Reading text —
------------

Evolutionary advance can only begin once centers of life emerge from the primordial) inanimate slime and operate as self-interested entities (PK 344). "The existence of every living being is acknowledged as an aim in itself; however nasty a flea or liver fluke may be to us, we recognize the rational functioning of its organs in their own interest" (PK 360). At the morphological-vegetative level) of existence, an organism's activities are meaningful in the broad sense of the term as self generated actions systematically conducive to survival. Their reaction to environmental threats is of a stimulus-response sort. Thus organisms at this level) need sensors to account for external threats (enemies, heat from the sun) and opportunities (food, in some cases reproduction). In order for the species to survive, the sensors must accurately communicate the presence of threats and opportunities to the schematized sensitivities crucial to the organism's functioning.

Human existence builds on the accomplishments of previous levels of life. Our senses are the evolutionary descendants of primitive sensors which, as we have seen, must accurately portray the realities of the organism's environment if the organism (or more accurately, the species) is to survive. Human senses in their more sophisticated form continue to have the same function. It thus follows that the witness of our senses to the nature of reality is a highly reliable witness. The stimulus-response sensory mechanisms of primitive organisms are causal in nature. So it must be with the basic data provided by our senses: they are causally connected to the environing reality. The sensation that is available to us as potential subsidiaries is mediated by sensors, the activation of nerves, and brain states, but it is nevertheless in contact with reality in this transmuted, translated form. Sanders' description of the correspondence between tacit knowing and the object it knows as homomorphic (correspondence as correlation) seems apt to describe the fit between the real and our sensing of the real at this pre-articulate level). (see Sanders, 1988, 150-151). That is, healthy individuals are veridically in contact with reality via our senses in the <161>rom dimension of experience. When we select among the vastness of potential subsidiaries and symbolize those of interest in the process of perceiving and knowing, we introduce an interpretive overlay on sensation which diminishes the certainty of our knowledge of encompassing reality. There is an element of risk in knowing.

The next significant step in evolution is an advance found in animals only. At the active-perceptive level), deliberate action consciously triggered by drives comes into being. Perception, in contrast to mere sensation, arises as a type of conscious deliberation (PK 361). The active, perceiving individual "has two more possibilities for going wrong, namely, subjectivity and error" (PK 361). Thus rats will drink saccharine solutions which have no nutritive value and fish strike at a fisherman's fly. We judge each of these as mistaken actions of the drive to nourish the organism. We "deprecate the drinking of a saccharine solution in a rat, as offering a purely subjective satisfaction, and class the swallowing of an angler's fly by a fish as a reasonable error in an otherwise altogether rational way of feeding" (PK 362). Polanyi claims that human perception is subject to a similar logical structure having comparable opportunities to go wrong.

------------

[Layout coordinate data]
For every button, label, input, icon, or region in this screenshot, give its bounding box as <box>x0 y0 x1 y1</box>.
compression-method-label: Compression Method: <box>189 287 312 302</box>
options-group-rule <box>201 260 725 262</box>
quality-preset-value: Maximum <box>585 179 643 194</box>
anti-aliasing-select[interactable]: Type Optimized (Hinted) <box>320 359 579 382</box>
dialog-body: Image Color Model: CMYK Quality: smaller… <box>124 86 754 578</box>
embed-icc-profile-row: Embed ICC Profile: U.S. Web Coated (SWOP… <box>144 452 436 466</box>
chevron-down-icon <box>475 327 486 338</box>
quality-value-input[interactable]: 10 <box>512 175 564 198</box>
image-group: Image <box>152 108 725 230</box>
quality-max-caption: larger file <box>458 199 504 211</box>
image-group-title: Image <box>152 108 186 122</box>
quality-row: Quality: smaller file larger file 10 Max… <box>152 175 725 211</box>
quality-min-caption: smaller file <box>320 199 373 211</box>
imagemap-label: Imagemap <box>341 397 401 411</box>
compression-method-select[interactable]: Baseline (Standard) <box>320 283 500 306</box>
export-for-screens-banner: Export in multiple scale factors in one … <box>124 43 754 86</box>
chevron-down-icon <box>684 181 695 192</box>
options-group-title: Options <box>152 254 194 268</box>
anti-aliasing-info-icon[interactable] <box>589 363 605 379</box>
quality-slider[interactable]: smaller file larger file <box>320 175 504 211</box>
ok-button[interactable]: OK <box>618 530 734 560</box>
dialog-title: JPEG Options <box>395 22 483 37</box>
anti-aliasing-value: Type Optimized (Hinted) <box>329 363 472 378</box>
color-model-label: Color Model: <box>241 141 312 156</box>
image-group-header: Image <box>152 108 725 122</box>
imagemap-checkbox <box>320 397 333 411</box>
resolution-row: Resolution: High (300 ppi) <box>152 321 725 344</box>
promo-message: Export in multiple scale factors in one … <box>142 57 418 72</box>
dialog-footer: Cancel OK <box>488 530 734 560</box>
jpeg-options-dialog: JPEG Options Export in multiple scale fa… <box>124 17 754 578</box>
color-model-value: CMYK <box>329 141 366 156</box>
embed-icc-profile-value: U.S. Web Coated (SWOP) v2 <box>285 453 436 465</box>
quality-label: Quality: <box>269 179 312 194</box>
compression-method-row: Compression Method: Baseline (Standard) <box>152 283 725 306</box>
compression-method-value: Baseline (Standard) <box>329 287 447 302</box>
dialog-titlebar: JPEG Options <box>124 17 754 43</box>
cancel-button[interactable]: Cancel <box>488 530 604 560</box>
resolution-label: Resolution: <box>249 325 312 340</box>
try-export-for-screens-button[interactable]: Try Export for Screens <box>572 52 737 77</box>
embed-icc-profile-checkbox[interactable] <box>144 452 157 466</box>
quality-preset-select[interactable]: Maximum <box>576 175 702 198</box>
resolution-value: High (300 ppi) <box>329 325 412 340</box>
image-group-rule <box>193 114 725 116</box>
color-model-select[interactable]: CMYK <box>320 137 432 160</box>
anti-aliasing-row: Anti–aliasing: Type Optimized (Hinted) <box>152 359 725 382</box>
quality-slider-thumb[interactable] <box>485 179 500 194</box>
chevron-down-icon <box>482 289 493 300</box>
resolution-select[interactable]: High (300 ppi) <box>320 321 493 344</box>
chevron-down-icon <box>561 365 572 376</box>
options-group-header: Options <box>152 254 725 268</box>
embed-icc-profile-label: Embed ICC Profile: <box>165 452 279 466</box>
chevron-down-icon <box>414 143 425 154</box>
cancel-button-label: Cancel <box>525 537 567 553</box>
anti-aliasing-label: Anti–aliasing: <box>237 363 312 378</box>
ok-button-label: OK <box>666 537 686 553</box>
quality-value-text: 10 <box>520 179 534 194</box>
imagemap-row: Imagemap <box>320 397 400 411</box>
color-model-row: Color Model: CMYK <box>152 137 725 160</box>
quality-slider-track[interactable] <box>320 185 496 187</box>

------------

Work to do —
a. According to the reading on evolution and knowing, why should our senses be trusted as a highly reliable witness to the nature of reality?
b. List every example the reading on evolution and knowing gives of the external threats and opportunities that an organism's sensors must account for.

Solution set —
a. Our senses evolved from primitive sensors, which had to portray the organism's surroundings accurately for the species to survive. Human senses, though more sophisticated, still serve that same function, so what they report about reality can be relied on.

b.
- Enemies (threat)
- Heat from the sun (threat)
- Food (opportunity)
- Reproduction, in some cases (opportunity)